§ **The task**:
In the data below, locate each line with the word "forced" and list it.

######

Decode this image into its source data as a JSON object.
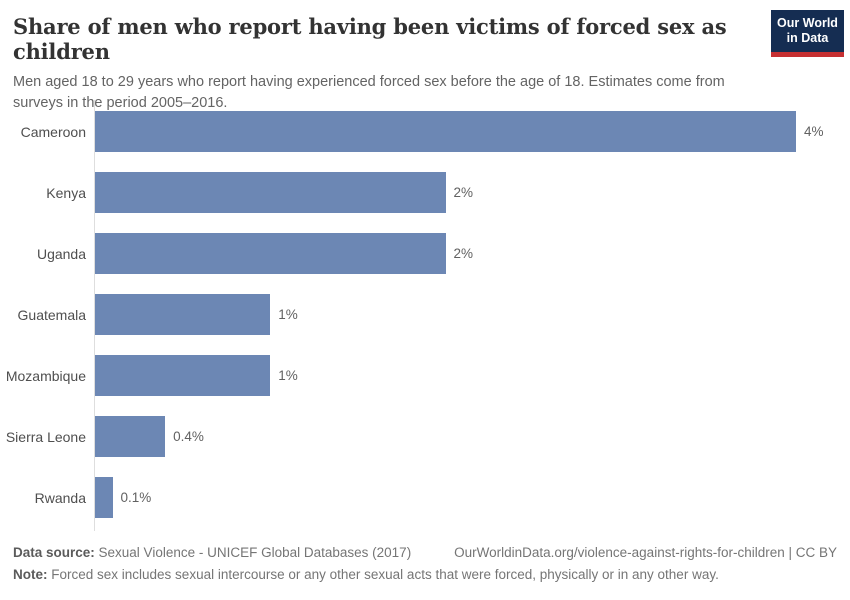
{
  "header": {
    "title": "Share of men who report having been victims of forced sex as children",
    "subtitle": "Men aged 18 to 29 years who report having experienced forced sex before the age of 18. Estimates come from surveys in the period 2005–2016."
  },
  "logo": {
    "line1": "Our World",
    "line2": "in Data",
    "bg_color": "#152d52",
    "stripe_color": "#c62f31"
  },
  "chart_data": {
    "type": "bar",
    "orientation": "horizontal",
    "title": "Share of men who report having been victims of forced sex as children",
    "categories": [
      "Cameroon",
      "Kenya",
      "Uganda",
      "Guatemala",
      "Mozambique",
      "Sierra Leone",
      "Rwanda"
    ],
    "values": [
      4,
      2,
      2,
      1,
      1,
      0.4,
      0.1
    ],
    "value_labels": [
      "4%",
      "2%",
      "2%",
      "1%",
      "1%",
      "0.4%",
      "0.1%"
    ],
    "xlim": [
      0,
      4
    ],
    "xlabel": "",
    "ylabel": "",
    "grid": false,
    "legend": false,
    "bar_color": "#6c87b4",
    "axis_line_color": "#dedede"
  },
  "footer": {
    "datasource_label": "Data source:",
    "datasource_text": " Sexual Violence - UNICEF Global Databases (2017)",
    "citation": "OurWorldinData.org/violence-against-rights-for-children | CC BY",
    "note_label": "Note:",
    "note_text": " Forced sex includes sexual intercourse or any other sexual acts that were forced, physically or in any other way."
  }
}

######

§ **Response**:
    "title": "Share of men who report having been victims of forced sex as children",
    "subtitle": "Men aged 18 to 29 years who report having experienced forced sex before the age of 18. Estimates come from surveys in the period 2005–2016."
    "title": "Share of men who report having been victims of forced sex as children",
    "note_text": " Forced sex includes sexual intercourse or any other sexual acts that were forced, physically or in any other way."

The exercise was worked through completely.